= Source material =
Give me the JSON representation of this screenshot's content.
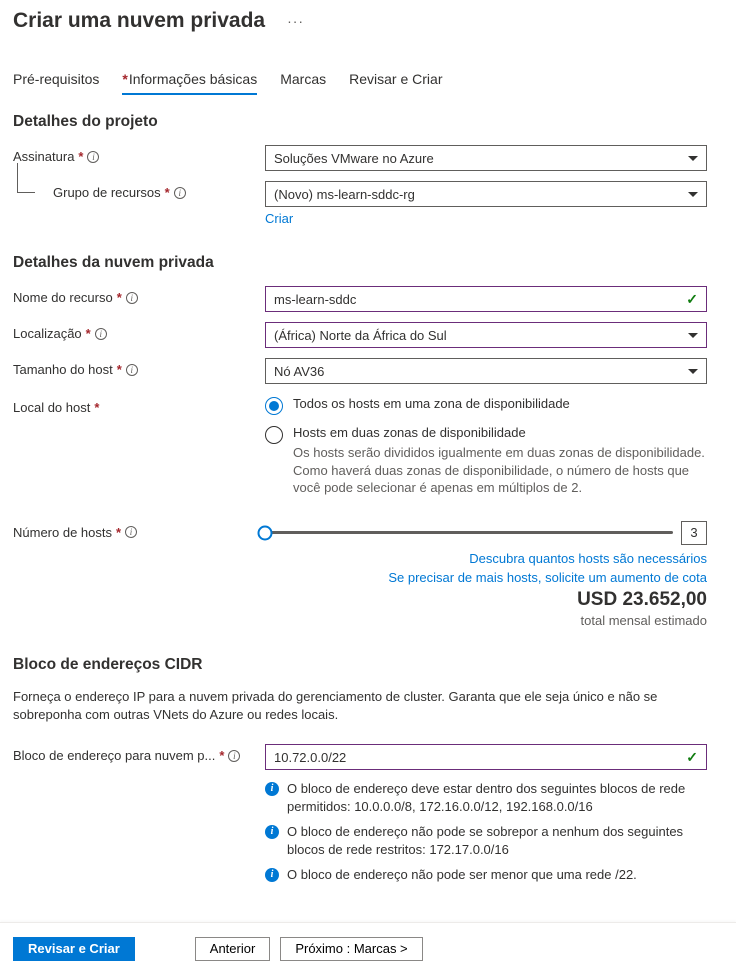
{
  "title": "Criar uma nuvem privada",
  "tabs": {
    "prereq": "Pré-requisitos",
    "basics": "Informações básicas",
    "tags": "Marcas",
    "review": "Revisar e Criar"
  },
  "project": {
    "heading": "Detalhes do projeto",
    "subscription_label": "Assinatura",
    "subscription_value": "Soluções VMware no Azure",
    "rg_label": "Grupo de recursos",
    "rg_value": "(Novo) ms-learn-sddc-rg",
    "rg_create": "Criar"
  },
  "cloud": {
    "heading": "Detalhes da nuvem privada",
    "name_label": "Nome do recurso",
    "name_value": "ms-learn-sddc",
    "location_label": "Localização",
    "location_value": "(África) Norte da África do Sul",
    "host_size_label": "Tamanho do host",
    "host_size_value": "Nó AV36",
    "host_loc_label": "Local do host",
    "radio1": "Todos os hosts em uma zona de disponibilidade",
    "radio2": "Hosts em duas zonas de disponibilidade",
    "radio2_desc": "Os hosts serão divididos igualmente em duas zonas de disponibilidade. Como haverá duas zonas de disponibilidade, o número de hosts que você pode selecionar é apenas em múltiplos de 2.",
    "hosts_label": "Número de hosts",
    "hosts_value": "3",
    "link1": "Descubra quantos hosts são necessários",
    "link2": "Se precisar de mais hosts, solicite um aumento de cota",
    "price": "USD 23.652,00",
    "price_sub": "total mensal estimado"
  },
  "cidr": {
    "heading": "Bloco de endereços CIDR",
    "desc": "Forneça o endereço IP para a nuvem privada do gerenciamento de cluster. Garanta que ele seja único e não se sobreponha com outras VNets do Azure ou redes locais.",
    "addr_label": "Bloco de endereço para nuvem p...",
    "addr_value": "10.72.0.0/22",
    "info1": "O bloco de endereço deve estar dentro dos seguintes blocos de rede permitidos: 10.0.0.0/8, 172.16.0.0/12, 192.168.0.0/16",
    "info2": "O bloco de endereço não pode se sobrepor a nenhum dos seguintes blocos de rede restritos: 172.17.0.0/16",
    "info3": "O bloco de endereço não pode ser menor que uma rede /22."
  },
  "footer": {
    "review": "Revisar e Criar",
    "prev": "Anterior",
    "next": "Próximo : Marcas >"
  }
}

==

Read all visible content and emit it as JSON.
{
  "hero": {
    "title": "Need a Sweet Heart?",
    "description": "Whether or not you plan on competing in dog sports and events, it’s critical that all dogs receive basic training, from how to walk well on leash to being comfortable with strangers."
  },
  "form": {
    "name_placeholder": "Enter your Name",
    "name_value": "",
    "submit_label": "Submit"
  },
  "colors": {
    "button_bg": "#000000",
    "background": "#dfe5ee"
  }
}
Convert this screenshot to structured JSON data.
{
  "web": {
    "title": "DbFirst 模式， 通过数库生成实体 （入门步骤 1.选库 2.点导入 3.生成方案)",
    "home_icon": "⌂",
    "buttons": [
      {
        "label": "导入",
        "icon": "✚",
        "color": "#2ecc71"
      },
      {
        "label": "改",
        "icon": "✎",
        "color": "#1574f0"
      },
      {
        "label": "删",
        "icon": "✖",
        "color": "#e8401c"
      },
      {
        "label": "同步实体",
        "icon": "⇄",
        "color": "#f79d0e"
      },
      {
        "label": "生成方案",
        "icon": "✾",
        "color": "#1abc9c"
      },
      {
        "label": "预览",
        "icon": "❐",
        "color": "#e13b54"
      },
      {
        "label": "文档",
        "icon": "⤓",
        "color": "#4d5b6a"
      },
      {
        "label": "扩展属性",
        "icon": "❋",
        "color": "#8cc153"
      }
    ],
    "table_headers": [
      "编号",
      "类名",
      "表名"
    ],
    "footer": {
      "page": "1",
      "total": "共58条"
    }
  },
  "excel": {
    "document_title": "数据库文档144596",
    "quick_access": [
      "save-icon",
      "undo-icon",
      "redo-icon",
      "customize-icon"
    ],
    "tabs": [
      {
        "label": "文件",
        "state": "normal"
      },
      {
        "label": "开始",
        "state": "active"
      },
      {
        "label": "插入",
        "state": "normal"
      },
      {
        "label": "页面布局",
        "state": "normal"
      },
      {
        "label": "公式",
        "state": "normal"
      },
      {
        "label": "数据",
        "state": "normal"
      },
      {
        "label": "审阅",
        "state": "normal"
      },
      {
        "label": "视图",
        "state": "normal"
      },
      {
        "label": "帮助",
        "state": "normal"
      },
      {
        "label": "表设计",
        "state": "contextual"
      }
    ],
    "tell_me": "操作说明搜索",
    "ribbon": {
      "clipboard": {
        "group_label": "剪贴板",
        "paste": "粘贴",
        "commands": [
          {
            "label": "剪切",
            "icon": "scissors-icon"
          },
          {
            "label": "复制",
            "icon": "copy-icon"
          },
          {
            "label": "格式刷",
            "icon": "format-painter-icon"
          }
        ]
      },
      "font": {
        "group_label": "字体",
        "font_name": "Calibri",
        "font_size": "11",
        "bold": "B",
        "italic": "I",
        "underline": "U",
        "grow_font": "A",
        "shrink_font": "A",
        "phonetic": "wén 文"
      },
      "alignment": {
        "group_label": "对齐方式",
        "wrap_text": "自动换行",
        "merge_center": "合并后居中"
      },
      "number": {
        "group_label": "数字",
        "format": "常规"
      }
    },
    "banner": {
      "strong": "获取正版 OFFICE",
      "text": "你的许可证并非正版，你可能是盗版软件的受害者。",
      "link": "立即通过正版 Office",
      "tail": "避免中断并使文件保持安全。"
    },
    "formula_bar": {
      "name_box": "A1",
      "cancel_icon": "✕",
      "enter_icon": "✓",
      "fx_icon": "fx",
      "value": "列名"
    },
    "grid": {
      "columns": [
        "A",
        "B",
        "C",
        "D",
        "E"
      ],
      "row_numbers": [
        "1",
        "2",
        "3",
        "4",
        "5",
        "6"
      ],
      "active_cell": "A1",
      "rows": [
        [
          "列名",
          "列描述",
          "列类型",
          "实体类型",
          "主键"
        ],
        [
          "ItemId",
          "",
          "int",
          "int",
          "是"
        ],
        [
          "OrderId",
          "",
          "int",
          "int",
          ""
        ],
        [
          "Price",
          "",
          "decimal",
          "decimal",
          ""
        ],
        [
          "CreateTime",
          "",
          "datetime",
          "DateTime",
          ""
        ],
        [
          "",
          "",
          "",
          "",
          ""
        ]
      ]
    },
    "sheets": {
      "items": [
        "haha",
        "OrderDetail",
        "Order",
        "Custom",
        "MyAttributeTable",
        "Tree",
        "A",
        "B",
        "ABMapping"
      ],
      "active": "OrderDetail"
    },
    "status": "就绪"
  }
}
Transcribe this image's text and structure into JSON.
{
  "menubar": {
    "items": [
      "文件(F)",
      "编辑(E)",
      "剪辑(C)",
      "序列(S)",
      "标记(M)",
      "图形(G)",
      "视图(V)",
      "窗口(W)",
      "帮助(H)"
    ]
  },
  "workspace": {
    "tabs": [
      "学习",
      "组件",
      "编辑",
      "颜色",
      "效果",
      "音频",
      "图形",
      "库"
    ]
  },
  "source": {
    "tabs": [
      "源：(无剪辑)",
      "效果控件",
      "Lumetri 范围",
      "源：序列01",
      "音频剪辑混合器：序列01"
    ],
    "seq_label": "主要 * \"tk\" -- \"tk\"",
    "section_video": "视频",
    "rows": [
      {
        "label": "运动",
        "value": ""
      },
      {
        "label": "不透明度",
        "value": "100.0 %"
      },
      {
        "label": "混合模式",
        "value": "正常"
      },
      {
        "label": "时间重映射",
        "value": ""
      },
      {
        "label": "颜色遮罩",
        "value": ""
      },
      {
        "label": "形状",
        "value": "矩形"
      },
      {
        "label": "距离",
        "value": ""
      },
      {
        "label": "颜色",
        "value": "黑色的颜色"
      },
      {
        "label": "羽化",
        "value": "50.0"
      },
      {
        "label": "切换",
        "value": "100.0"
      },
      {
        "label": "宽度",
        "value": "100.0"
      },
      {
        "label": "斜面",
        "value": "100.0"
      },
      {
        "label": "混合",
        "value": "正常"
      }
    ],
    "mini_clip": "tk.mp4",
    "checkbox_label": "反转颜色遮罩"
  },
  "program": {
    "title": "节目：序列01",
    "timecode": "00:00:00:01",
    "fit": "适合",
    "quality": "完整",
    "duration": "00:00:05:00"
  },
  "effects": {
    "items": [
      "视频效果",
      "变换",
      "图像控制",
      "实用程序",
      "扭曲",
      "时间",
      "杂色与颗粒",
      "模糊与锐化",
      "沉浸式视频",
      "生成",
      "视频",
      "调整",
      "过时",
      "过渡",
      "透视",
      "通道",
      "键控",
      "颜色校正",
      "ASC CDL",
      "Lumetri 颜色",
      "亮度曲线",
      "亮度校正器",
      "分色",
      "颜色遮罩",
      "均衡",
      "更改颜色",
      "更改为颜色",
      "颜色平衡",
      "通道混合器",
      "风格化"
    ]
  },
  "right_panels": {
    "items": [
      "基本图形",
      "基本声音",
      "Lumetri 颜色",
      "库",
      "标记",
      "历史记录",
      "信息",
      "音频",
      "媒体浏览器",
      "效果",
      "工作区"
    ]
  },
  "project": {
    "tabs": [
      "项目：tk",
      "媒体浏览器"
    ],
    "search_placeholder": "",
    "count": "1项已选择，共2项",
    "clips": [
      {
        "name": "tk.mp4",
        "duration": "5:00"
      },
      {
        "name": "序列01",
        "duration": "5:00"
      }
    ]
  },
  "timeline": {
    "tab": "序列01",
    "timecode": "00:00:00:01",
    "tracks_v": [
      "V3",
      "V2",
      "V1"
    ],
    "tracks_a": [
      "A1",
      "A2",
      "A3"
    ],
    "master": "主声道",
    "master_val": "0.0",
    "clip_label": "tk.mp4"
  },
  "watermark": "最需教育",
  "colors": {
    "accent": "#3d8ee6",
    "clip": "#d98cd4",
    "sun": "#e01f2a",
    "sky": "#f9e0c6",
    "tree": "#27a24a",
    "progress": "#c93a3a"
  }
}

= Aim of the exercise =
Using the records above, list each line that includes "duas".

= Answer for the task =
    "radio2": "Hosts em duas zonas de disponibilidade",
    "radio2_desc": "Os hosts serão divididos igualmente em duas zonas de disponibilidade. Como haverá duas zonas de disponibilidade, o número de hosts que você pode selecionar é apenas em múltiplos de 2.",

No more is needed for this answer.